What you have to do:
Copy the lines of each item below without any change.

Record list:
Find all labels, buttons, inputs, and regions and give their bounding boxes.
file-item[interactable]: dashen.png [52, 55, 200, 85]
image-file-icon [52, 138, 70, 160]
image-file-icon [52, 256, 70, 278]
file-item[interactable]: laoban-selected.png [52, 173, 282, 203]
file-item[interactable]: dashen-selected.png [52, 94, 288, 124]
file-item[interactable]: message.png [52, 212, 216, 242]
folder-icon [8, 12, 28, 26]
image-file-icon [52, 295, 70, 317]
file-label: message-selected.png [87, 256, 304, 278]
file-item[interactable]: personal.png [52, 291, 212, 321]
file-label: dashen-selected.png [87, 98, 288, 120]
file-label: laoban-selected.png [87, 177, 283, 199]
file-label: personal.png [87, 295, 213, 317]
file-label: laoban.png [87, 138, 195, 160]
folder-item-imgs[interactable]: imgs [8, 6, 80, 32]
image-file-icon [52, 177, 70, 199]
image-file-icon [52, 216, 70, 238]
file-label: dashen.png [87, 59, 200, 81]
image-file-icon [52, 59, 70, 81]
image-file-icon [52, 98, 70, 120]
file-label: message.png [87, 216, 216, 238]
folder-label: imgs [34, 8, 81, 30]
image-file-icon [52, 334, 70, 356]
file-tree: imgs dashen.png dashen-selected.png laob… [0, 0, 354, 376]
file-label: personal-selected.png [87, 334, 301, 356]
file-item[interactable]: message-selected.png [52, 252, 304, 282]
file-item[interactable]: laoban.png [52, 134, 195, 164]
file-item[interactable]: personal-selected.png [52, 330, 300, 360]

Worked answer:
Find all labels, buttons, inputs, and regions and give their bounding boxes.
file-item[interactable]: dashen.png [52, 55, 200, 85]
image-file-icon [52, 138, 70, 160]
image-file-icon [52, 256, 70, 278]
file-item[interactable]: laoban-selected.png [52, 173, 282, 203]
file-item[interactable]: dashen-selected.png [52, 94, 288, 124]
file-item[interactable]: message.png [52, 212, 216, 242]
folder-icon [8, 12, 28, 26]
image-file-icon [52, 295, 70, 317]
file-label: message-selected.png [87, 256, 304, 278]
file-item[interactable]: personal.png [52, 291, 212, 321]
file-label: dashen-selected.png [87, 98, 288, 120]
file-label: laoban-selected.png [87, 177, 283, 199]
file-label: personal.png [87, 295, 213, 317]
file-label: laoban.png [87, 138, 195, 160]
folder-item-imgs[interactable]: imgs [8, 6, 80, 32]
image-file-icon [52, 177, 70, 199]
image-file-icon [52, 216, 70, 238]
file-label: dashen.png [87, 59, 200, 81]
image-file-icon [52, 59, 70, 81]
image-file-icon [52, 98, 70, 120]
file-label: message.png [87, 216, 216, 238]
folder-label: imgs [34, 8, 81, 30]
image-file-icon [52, 334, 70, 356]
file-tree: imgs dashen.png dashen-selected.png laob… [0, 0, 354, 376]
file-label: personal-selected.png [87, 334, 301, 356]
file-item[interactable]: message-selected.png [52, 252, 304, 282]
file-item[interactable]: laoban.png [52, 134, 195, 164]
file-item[interactable]: personal-selected.png [52, 330, 300, 360]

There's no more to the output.